» GIVEN EXERCISE:
Give the records back in full, exactly as they read.

» ENTRIES:
● ● ●

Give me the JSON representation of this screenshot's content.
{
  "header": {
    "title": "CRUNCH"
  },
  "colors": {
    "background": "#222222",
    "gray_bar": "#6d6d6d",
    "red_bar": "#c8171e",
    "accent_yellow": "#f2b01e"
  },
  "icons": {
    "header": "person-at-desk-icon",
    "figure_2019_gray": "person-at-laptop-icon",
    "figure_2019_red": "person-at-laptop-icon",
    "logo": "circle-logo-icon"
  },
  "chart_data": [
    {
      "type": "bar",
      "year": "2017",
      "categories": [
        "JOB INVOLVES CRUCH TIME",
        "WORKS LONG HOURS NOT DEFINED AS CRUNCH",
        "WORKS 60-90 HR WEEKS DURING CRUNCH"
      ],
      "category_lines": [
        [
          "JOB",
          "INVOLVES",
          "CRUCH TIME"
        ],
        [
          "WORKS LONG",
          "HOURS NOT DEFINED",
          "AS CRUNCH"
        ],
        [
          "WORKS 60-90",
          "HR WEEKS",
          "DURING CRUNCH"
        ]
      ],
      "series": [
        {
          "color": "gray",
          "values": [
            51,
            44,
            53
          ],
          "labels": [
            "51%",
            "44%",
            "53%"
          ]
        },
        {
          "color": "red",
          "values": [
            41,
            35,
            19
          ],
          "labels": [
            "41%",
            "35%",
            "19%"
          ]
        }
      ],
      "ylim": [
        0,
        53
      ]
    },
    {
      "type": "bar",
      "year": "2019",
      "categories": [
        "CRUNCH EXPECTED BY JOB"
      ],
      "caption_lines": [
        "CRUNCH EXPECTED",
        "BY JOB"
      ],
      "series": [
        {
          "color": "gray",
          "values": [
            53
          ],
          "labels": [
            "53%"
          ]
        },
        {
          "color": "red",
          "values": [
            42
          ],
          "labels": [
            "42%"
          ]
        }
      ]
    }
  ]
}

● ● ●

» THE RESULT:
Give me the JSON representation of this screenshot's content.
{
  "header": {
    "title": "CRUNCH"
  },
  "colors": {
    "background": "#222222",
    "gray_bar": "#6d6d6d",
    "red_bar": "#c8171e",
    "accent_yellow": "#f2b01e"
  },
  "icons": {
    "header": "person-at-desk-icon",
    "figure_2019_gray": "person-at-laptop-icon",
    "figure_2019_red": "person-at-laptop-icon",
    "logo": "circle-logo-icon"
  },
  "chart_data": [
    {
      "type": "bar",
      "year": "2017",
      "categories": [
        "JOB INVOLVES CRUCH TIME",
        "WORKS LONG HOURS NOT DEFINED AS CRUNCH",
        "WORKS 60-90 HR WEEKS DURING CRUNCH"
      ],
      "category_lines": [
        [
          "JOB",
          "INVOLVES",
          "CRUCH TIME"
        ],
        [
          "WORKS LONG",
          "HOURS NOT DEFINED",
          "AS CRUNCH"
        ],
        [
          "WORKS 60-90",
          "HR WEEKS",
          "DURING CRUNCH"
        ]
      ],
      "series": [
        {
          "color": "gray",
          "values": [
            51,
            44,
            53
          ],
          "labels": [
            "51%",
            "44%",
            "53%"
          ]
        },
        {
          "color": "red",
          "values": [
            41,
            35,
            19
          ],
          "labels": [
            "41%",
            "35%",
            "19%"
          ]
        }
      ],
      "ylim": [
        0,
        53
      ]
    },
    {
      "type": "bar",
      "year": "2019",
      "categories": [
        "CRUNCH EXPECTED BY JOB"
      ],
      "caption_lines": [
        "CRUNCH EXPECTED",
        "BY JOB"
      ],
      "series": [
        {
          "color": "gray",
          "values": [
            53
          ],
          "labels": [
            "53%"
          ]
        },
        {
          "color": "red",
          "values": [
            42
          ],
          "labels": [
            "42%"
          ]
        }
      ]
    }
  ]
}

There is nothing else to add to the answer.